[Data entries]
%%

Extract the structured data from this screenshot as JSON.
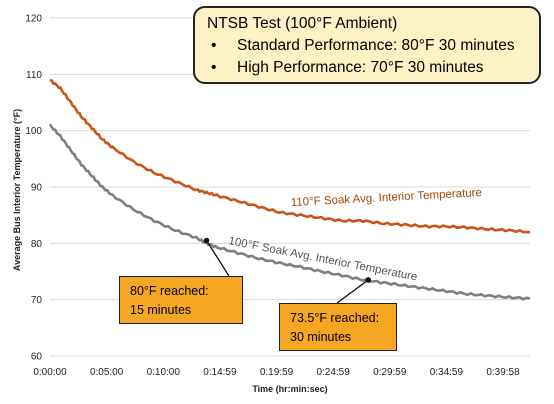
{
  "chart_data": {
    "type": "line",
    "xlabel": "Time (hr:min:sec)",
    "ylabel": "Average Bus Interior Temperature (°F)",
    "ylim": [
      60,
      120
    ],
    "xlim": [
      0,
      46
    ],
    "yticks": [
      60,
      70,
      80,
      90,
      100,
      110,
      120
    ],
    "xticks": [
      "0:00:00",
      "0:05:00",
      "0:10:00",
      "0:14:59",
      "0:19:59",
      "0:24:59",
      "0:29:59",
      "0:34:59",
      "0:39:58"
    ],
    "grid": "horizontal",
    "series": [
      {
        "name": "110°F Soak Avg. Interior Temperature",
        "color": "#c9541a",
        "x": [
          0,
          1,
          2,
          3,
          4,
          5,
          6,
          8,
          10,
          12,
          14,
          15,
          16,
          18,
          20,
          22,
          24,
          26,
          28,
          30,
          32,
          34,
          36,
          38,
          40,
          42,
          44,
          46
        ],
        "y": [
          109,
          107.5,
          105,
          102.5,
          100.5,
          98.5,
          97,
          94.5,
          92.5,
          91,
          89.5,
          89,
          88.5,
          87.5,
          86.5,
          85.5,
          85,
          84.5,
          84,
          84,
          83.5,
          83.3,
          83,
          83,
          82.8,
          82.5,
          82.3,
          82
        ]
      },
      {
        "name": "100°F Soak Avg. Interior Temperature",
        "color": "#7f7f7f",
        "x": [
          0,
          1,
          2,
          3,
          4,
          5,
          6,
          8,
          10,
          12,
          14,
          15,
          16,
          18,
          20,
          22,
          24,
          26,
          28,
          30,
          32,
          34,
          36,
          38,
          40,
          42,
          44,
          46
        ],
        "y": [
          101,
          99,
          96.5,
          94,
          92,
          90,
          88.5,
          86,
          84,
          82.3,
          81,
          80,
          79.3,
          78.3,
          77.3,
          76.5,
          75.8,
          75,
          74.3,
          73.5,
          73,
          72.5,
          72,
          71.5,
          71,
          70.7,
          70.4,
          70.2
        ]
      }
    ],
    "series_labels": [
      {
        "text": "110°F Soak Avg. Interior Temperature",
        "color": "#9a4a0c"
      },
      {
        "text": "100°F Soak Avg. Interior Temperature",
        "color": "#555555"
      }
    ],
    "annotations": [
      {
        "x": 15,
        "y": 80.5,
        "lines": [
          "80°F reached:",
          "15 minutes"
        ]
      },
      {
        "x": 30.5,
        "y": 73.5,
        "lines": [
          "73.5°F reached:",
          "30 minutes"
        ]
      }
    ]
  },
  "info_box": {
    "title": "NTSB Test (100°F Ambient)",
    "items": [
      "Standard Performance: 80°F 30 minutes",
      "High Performance: 70°F 30 minutes"
    ],
    "bullet": "•"
  }
}
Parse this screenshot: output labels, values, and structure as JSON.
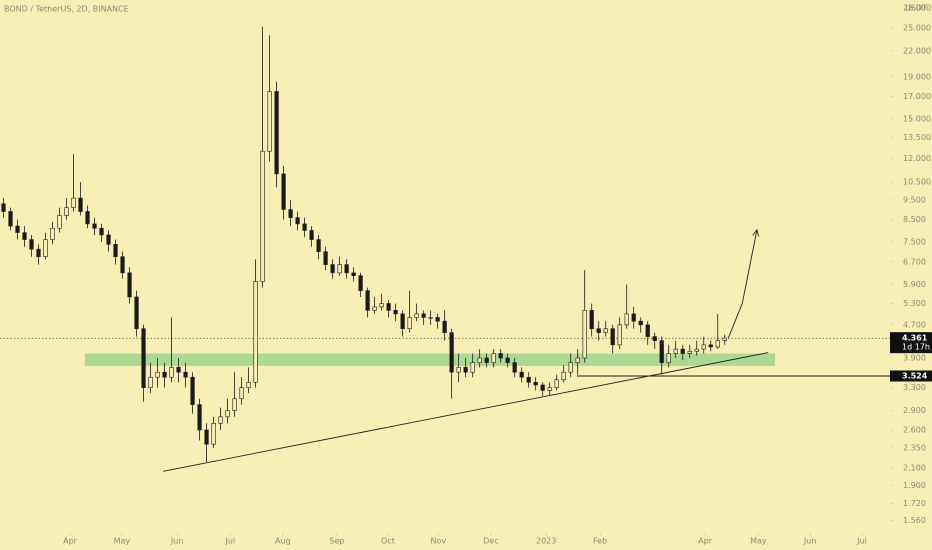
{
  "chart_data": {
    "type": "candlestick",
    "title": "BOND / TetherUS, 2D, BINANCE",
    "currency": "USDT",
    "log_scale": true,
    "up_color": "#f8efb6",
    "down_color": "#1a1a1a",
    "outline_color": "#1a1a1a",
    "xlim": [
      0,
      127.1
    ],
    "ylim": [
      1.48,
      29.3
    ],
    "yticks": [
      {
        "value": 28,
        "label": "28.000"
      },
      {
        "value": 25,
        "label": "25.000"
      },
      {
        "value": 22,
        "label": "22.000"
      },
      {
        "value": 19,
        "label": "19.000"
      },
      {
        "value": 17,
        "label": "17.000"
      },
      {
        "value": 15,
        "label": "15.000"
      },
      {
        "value": 13.5,
        "label": "13.500"
      },
      {
        "value": 12,
        "label": "12.000"
      },
      {
        "value": 10.5,
        "label": "10.500"
      },
      {
        "value": 9.5,
        "label": "9.500"
      },
      {
        "value": 8.5,
        "label": "8.500"
      },
      {
        "value": 7.5,
        "label": "7.500"
      },
      {
        "value": 6.7,
        "label": "6.700"
      },
      {
        "value": 5.9,
        "label": "5.900"
      },
      {
        "value": 5.3,
        "label": "5.300"
      },
      {
        "value": 4.7,
        "label": "4.700"
      },
      {
        "value": 3.9,
        "label": "3.900"
      },
      {
        "value": 3.3,
        "label": "3.300"
      },
      {
        "value": 2.9,
        "label": "2.900"
      },
      {
        "value": 2.6,
        "label": "2.600"
      },
      {
        "value": 2.35,
        "label": "2.350"
      },
      {
        "value": 2.1,
        "label": "2.100"
      },
      {
        "value": 1.9,
        "label": "1.900"
      },
      {
        "value": 1.72,
        "label": "1.720"
      },
      {
        "value": 1.56,
        "label": "1.560"
      }
    ],
    "xticks": [
      {
        "value": 10,
        "label": "Apr"
      },
      {
        "value": 17.4,
        "label": "May"
      },
      {
        "value": 25.3,
        "label": "Jun"
      },
      {
        "value": 32.9,
        "label": "Jul"
      },
      {
        "value": 40.4,
        "label": "Aug"
      },
      {
        "value": 48.1,
        "label": "Sep"
      },
      {
        "value": 55.4,
        "label": "Oct"
      },
      {
        "value": 62.6,
        "label": "Nov"
      },
      {
        "value": 70.1,
        "label": "Dec"
      },
      {
        "value": 78,
        "label": "2023"
      },
      {
        "value": 85.7,
        "label": "Feb"
      },
      {
        "value": 100.7,
        "label": "Apr"
      },
      {
        "value": 108.3,
        "label": "May"
      },
      {
        "value": 115.7,
        "label": "Jun"
      },
      {
        "value": 123.1,
        "label": "Jul"
      }
    ],
    "open": [
      9.3,
      8.9,
      8.2,
      7.9,
      7.6,
      7.2,
      6.9,
      7.6,
      8.1,
      8.7,
      9.1,
      9.6,
      8.9,
      8.3,
      8.1,
      7.8,
      7.4,
      6.9,
      6.3,
      5.5,
      4.6,
      3.3,
      3.5,
      3.6,
      3.5,
      3.7,
      3.6,
      3.5,
      3.0,
      2.6,
      2.4,
      2.7,
      2.8,
      2.9,
      3.1,
      3.3,
      3.4,
      6.0,
      12.5,
      17.5,
      11.0,
      9.0,
      8.6,
      8.3,
      8.0,
      7.6,
      7.1,
      6.6,
      6.3,
      6.6,
      6.3,
      6.2,
      5.7,
      5.1,
      5.2,
      5.3,
      5.1,
      5.0,
      4.6,
      4.9,
      5.0,
      4.9,
      4.9,
      4.8,
      4.5,
      3.6,
      3.7,
      3.6,
      3.8,
      3.9,
      3.8,
      4.0,
      3.9,
      3.8,
      3.6,
      3.5,
      3.4,
      3.35,
      3.25,
      3.3,
      3.45,
      3.6,
      3.8,
      3.9,
      5.1,
      4.6,
      4.5,
      4.6,
      4.2,
      4.7,
      5.0,
      4.8,
      4.7,
      4.4,
      4.3,
      3.8,
      4.0,
      4.1,
      4.0,
      4.05,
      4.1,
      4.2,
      4.15,
      4.3
    ],
    "high": [
      9.6,
      9.1,
      8.5,
      8.2,
      7.8,
      7.4,
      7.9,
      8.4,
      9.1,
      9.6,
      12.3,
      10.5,
      9.2,
      8.6,
      8.3,
      8.0,
      7.6,
      7.1,
      6.5,
      5.7,
      4.7,
      3.8,
      3.9,
      3.8,
      4.9,
      3.9,
      3.8,
      3.6,
      3.1,
      2.7,
      2.8,
      2.95,
      3.1,
      3.6,
      3.5,
      3.7,
      6.8,
      25.2,
      24.0,
      18.5,
      11.5,
      9.5,
      8.9,
      8.6,
      8.2,
      7.8,
      7.3,
      6.8,
      6.9,
      6.8,
      6.5,
      6.3,
      5.8,
      5.5,
      5.6,
      5.4,
      5.3,
      5.1,
      5.7,
      5.3,
      5.1,
      5.1,
      5.0,
      5.1,
      4.6,
      4.0,
      3.9,
      4.0,
      4.1,
      4.0,
      4.1,
      4.1,
      4.0,
      3.9,
      3.7,
      3.6,
      3.5,
      3.4,
      3.4,
      3.55,
      3.75,
      4.0,
      4.1,
      6.4,
      5.3,
      4.8,
      4.8,
      4.7,
      4.9,
      5.9,
      5.2,
      4.9,
      4.8,
      4.5,
      4.4,
      4.2,
      4.3,
      4.2,
      4.2,
      4.3,
      4.4,
      4.3,
      5.0,
      4.45
    ],
    "low": [
      8.6,
      8.0,
      7.6,
      7.3,
      6.9,
      6.6,
      6.8,
      7.4,
      7.9,
      8.5,
      8.9,
      8.7,
      8.1,
      7.8,
      7.5,
      7.1,
      6.6,
      6.1,
      5.3,
      4.4,
      3.05,
      3.2,
      3.3,
      3.3,
      3.4,
      3.4,
      3.3,
      2.85,
      2.45,
      2.17,
      2.35,
      2.6,
      2.7,
      2.8,
      3.0,
      3.2,
      3.3,
      5.8,
      11.8,
      10.2,
      8.5,
      8.2,
      8.0,
      7.7,
      7.3,
      6.8,
      6.4,
      6.1,
      6.2,
      6.1,
      6.0,
      5.5,
      4.9,
      5.0,
      5.1,
      4.9,
      4.8,
      4.4,
      4.5,
      4.8,
      4.7,
      4.7,
      4.6,
      4.3,
      3.1,
      3.4,
      3.5,
      3.5,
      3.7,
      3.7,
      3.7,
      3.8,
      3.7,
      3.5,
      3.4,
      3.3,
      3.25,
      3.15,
      3.15,
      3.25,
      3.4,
      3.5,
      3.55,
      3.8,
      4.4,
      4.3,
      4.4,
      4.0,
      4.1,
      4.6,
      4.6,
      4.5,
      4.2,
      4.1,
      3.55,
      3.7,
      3.9,
      3.85,
      3.9,
      3.95,
      4.0,
      4.05,
      4.1,
      4.2
    ],
    "close": [
      8.9,
      8.2,
      7.9,
      7.6,
      7.2,
      6.9,
      7.6,
      8.1,
      8.7,
      9.1,
      9.6,
      8.9,
      8.3,
      8.1,
      7.8,
      7.4,
      6.9,
      6.3,
      5.5,
      4.6,
      3.3,
      3.5,
      3.6,
      3.5,
      3.7,
      3.6,
      3.5,
      3.0,
      2.6,
      2.4,
      2.7,
      2.8,
      2.9,
      3.1,
      3.3,
      3.4,
      6.0,
      12.5,
      17.5,
      11.0,
      9.0,
      8.6,
      8.3,
      8.0,
      7.6,
      7.1,
      6.6,
      6.3,
      6.6,
      6.3,
      6.2,
      5.7,
      5.1,
      5.2,
      5.3,
      5.1,
      5.0,
      4.6,
      4.9,
      5.0,
      4.9,
      4.9,
      4.8,
      4.5,
      3.6,
      3.7,
      3.6,
      3.8,
      3.9,
      3.8,
      4.0,
      3.9,
      3.8,
      3.6,
      3.5,
      3.4,
      3.35,
      3.25,
      3.3,
      3.45,
      3.6,
      3.8,
      3.9,
      5.1,
      4.6,
      4.5,
      4.6,
      4.2,
      4.7,
      5.0,
      4.8,
      4.7,
      4.4,
      4.3,
      3.8,
      4.0,
      4.1,
      4.0,
      4.05,
      4.1,
      4.2,
      4.15,
      4.3,
      4.361
    ],
    "last_price": 4.361,
    "countdown": "1d 17h",
    "support_line": {
      "price": 3.524,
      "x": 82.4
    },
    "zone": {
      "x": [
        12.1,
        110.7
      ],
      "price": [
        3.73,
        4.0
      ],
      "color": "#9fd48d"
    },
    "trendline": {
      "x": [
        23.3,
        109.7
      ],
      "price": [
        2.06,
        4.02
      ]
    },
    "arrow": {
      "x": [
        104,
        106,
        108.1
      ],
      "price": [
        4.36,
        5.3,
        8.03
      ]
    }
  }
}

%%

• **What you have to do**
How many of the lines above contain the string "JSON"? Give the number only.

• **Answer to the problem**
2